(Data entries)
####
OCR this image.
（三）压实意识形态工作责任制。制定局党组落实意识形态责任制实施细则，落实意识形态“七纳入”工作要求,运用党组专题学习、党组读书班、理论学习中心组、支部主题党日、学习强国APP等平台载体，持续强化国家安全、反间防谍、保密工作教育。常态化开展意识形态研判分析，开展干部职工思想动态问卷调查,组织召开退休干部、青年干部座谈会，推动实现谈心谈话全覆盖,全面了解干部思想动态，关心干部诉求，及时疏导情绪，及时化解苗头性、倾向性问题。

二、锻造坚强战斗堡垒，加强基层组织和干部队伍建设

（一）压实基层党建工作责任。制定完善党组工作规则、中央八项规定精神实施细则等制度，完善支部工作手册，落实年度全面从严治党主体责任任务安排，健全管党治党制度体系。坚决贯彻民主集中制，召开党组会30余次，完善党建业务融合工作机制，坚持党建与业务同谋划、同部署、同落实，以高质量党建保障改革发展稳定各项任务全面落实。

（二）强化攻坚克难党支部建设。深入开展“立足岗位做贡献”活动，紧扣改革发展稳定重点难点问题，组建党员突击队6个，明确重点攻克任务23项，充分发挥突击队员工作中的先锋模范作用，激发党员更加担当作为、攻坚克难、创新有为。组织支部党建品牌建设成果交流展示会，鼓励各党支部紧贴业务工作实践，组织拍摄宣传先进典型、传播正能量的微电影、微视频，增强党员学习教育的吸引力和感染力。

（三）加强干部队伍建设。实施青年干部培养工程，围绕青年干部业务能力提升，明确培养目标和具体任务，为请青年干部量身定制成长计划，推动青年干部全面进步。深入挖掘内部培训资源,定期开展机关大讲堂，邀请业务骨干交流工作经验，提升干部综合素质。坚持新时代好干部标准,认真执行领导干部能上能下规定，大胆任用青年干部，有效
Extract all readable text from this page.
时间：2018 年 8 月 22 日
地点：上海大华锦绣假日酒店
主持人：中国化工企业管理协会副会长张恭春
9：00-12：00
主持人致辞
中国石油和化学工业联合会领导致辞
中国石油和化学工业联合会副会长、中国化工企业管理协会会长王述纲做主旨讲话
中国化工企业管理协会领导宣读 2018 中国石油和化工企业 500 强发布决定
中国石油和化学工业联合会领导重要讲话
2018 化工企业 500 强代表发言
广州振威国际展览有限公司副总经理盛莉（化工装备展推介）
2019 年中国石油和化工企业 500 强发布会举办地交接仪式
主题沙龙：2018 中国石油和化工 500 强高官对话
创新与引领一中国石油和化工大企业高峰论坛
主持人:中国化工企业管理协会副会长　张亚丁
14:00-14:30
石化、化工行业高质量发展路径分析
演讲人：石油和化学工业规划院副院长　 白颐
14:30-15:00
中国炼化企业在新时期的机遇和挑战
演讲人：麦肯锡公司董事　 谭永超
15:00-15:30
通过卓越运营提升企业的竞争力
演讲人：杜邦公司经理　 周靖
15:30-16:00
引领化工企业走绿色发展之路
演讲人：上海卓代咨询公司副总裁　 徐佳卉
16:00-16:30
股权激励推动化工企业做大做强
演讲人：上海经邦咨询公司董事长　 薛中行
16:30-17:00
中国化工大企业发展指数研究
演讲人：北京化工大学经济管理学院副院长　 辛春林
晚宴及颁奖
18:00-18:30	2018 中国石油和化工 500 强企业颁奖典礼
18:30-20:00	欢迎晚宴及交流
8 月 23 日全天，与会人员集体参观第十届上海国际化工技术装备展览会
####
# Task requirements:
Pick out every line above that contains the word "this" and copy it.

# Worked solution:
OCR this image.
Extract all readable text from this page.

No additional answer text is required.